Write out the listing beneath this instruction in its entirety, exactly as it reads.

>> BEGIN RECORDS SHOWN

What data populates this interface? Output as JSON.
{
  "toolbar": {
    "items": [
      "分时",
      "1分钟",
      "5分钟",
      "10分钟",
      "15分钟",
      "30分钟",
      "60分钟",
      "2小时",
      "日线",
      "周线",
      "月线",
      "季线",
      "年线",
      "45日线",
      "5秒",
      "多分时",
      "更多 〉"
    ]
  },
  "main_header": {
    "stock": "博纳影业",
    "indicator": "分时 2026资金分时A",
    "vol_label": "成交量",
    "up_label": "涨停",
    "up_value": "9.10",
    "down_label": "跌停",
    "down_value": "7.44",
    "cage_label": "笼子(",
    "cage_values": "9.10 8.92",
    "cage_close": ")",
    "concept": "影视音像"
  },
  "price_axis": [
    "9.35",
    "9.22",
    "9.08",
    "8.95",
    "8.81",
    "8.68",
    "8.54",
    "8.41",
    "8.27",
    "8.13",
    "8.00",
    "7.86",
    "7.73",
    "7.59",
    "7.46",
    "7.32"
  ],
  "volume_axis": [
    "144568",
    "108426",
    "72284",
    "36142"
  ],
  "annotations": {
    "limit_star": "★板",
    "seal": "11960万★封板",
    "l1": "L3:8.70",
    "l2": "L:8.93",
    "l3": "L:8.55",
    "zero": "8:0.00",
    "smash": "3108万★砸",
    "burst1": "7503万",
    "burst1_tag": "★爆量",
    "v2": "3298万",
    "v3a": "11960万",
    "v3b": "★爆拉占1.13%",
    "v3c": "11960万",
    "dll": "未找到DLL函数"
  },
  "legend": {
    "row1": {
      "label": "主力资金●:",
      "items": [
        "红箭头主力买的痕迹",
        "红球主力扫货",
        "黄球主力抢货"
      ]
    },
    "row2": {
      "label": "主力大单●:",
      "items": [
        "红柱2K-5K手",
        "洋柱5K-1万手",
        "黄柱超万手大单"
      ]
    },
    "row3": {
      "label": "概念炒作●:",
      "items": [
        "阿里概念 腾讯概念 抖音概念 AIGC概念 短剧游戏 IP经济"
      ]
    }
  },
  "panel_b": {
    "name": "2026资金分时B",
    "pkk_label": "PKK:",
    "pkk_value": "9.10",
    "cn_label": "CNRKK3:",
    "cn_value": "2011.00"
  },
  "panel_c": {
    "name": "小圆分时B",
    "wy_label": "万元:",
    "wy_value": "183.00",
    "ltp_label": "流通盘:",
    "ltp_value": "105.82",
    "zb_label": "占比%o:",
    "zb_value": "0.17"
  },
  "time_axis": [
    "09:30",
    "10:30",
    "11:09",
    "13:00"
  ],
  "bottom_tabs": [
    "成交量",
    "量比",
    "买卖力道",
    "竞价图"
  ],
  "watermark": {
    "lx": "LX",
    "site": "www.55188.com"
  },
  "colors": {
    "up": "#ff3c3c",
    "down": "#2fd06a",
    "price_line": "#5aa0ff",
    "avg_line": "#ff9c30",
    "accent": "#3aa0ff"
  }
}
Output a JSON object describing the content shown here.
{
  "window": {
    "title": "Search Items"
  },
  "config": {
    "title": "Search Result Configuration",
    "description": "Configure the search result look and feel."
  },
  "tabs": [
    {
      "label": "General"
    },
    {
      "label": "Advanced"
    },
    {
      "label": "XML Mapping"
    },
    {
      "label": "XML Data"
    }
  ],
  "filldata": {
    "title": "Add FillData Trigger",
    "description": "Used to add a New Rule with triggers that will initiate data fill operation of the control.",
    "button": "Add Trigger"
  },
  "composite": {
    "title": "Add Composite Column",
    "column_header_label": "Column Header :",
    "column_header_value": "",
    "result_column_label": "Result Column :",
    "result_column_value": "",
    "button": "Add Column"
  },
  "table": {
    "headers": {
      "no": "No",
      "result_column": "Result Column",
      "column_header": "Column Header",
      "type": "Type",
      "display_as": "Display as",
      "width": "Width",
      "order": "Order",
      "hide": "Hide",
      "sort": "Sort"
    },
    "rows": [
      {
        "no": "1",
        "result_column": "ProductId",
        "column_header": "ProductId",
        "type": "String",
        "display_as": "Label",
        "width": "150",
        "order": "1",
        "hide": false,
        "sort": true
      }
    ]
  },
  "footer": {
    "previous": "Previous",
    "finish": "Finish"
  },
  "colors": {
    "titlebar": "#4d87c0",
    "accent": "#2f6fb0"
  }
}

>> END RECORDS SHOWN

* TASK OUTPUT *
What data populates this interface? Output as JSON.
{
  "toolbar": {
    "items": [
      "分时",
      "1分钟",
      "5分钟",
      "10分钟",
      "15分钟",
      "30分钟",
      "60分钟",
      "2小时",
      "日线",
      "周线",
      "月线",
      "季线",
      "年线",
      "45日线",
      "5秒",
      "多分时",
      "更多 〉"
    ]
  },
  "main_header": {
    "stock": "博纳影业",
    "indicator": "分时 2026资金分时A",
    "vol_label": "成交量",
    "up_label": "涨停",
    "up_value": "9.10",
    "down_label": "跌停",
    "down_value": "7.44",
    "cage_label": "笼子(",
    "cage_values": "9.10 8.92",
    "cage_close": ")",
    "concept": "影视音像"
  },
  "price_axis": [
    "9.35",
    "9.22",
    "9.08",
    "8.95",
    "8.81",
    "8.68",
    "8.54",
    "8.41",
    "8.27",
    "8.13",
    "8.00",
    "7.86",
    "7.73",
    "7.59",
    "7.46",
    "7.32"
  ],
  "volume_axis": [
    "144568",
    "108426",
    "72284",
    "36142"
  ],
  "annotations": {
    "limit_star": "★板",
    "seal": "11960万★封板",
    "l1": "L3:8.70",
    "l2": "L:8.93",
    "l3": "L:8.55",
    "zero": "8:0.00",
    "smash": "3108万★砸",
    "burst1": "7503万",
    "burst1_tag": "★爆量",
    "v2": "3298万",
    "v3a": "11960万",
    "v3b": "★爆拉占1.13%",
    "v3c": "11960万",
    "dll": "未找到DLL函数"
  },
  "legend": {
    "row1": {
      "label": "主力资金●:",
      "items": [
        "红箭头主力买的痕迹",
        "红球主力扫货",
        "黄球主力抢货"
      ]
    },
    "row2": {
      "label": "主力大单●:",
      "items": [
        "红柱2K-5K手",
        "洋柱5K-1万手",
        "黄柱超万手大单"
      ]
    },
    "row3": {
      "label": "概念炒作●:",
      "items": [
        "阿里概念 腾讯概念 抖音概念 AIGC概念 短剧游戏 IP经济"
      ]
    }
  },
  "panel_b": {
    "name": "2026资金分时B",
    "pkk_label": "PKK:",
    "pkk_value": "9.10",
    "cn_label": "CNRKK3:",
    "cn_value": "2011.00"
  },
  "panel_c": {
    "name": "小圆分时B",
    "wy_label": "万元:",
    "wy_value": "183.00",
    "ltp_label": "流通盘:",
    "ltp_value": "105.82",
    "zb_label": "占比%o:",
    "zb_value": "0.17"
  },
  "time_axis": [
    "09:30",
    "10:30",
    "11:09",
    "13:00"
  ],
  "bottom_tabs": [
    "成交量",
    "量比",
    "买卖力道",
    "竞价图"
  ],
  "watermark": {
    "lx": "LX",
    "site": "www.55188.com"
  },
  "colors": {
    "up": "#ff3c3c",
    "down": "#2fd06a",
    "price_line": "#5aa0ff",
    "avg_line": "#ff9c30",
    "accent": "#3aa0ff"
  }
}
Output a JSON object describing the content shown here.
{
  "window": {
    "title": "Search Items"
  },
  "config": {
    "title": "Search Result Configuration",
    "description": "Configure the search result look and feel."
  },
  "tabs": [
    {
      "label": "General"
    },
    {
      "label": "Advanced"
    },
    {
      "label": "XML Mapping"
    },
    {
      "label": "XML Data"
    }
  ],
  "filldata": {
    "title": "Add FillData Trigger",
    "description": "Used to add a New Rule with triggers that will initiate data fill operation of the control.",
    "button": "Add Trigger"
  },
  "composite": {
    "title": "Add Composite Column",
    "column_header_label": "Column Header :",
    "column_header_value": "",
    "result_column_label": "Result Column :",
    "result_column_value": "",
    "button": "Add Column"
  },
  "table": {
    "headers": {
      "no": "No",
      "result_column": "Result Column",
      "column_header": "Column Header",
      "type": "Type",
      "display_as": "Display as",
      "width": "Width",
      "order": "Order",
      "hide": "Hide",
      "sort": "Sort"
    },
    "rows": [
      {
        "no": "1",
        "result_column": "ProductId",
        "column_header": "ProductId",
        "type": "String",
        "display_as": "Label",
        "width": "150",
        "order": "1",
        "hide": false,
        "sort": true
      }
    ]
  },
  "footer": {
    "previous": "Previous",
    "finish": "Finish"
  },
  "colors": {
    "titlebar": "#4d87c0",
    "accent": "#2f6fb0"
  }
}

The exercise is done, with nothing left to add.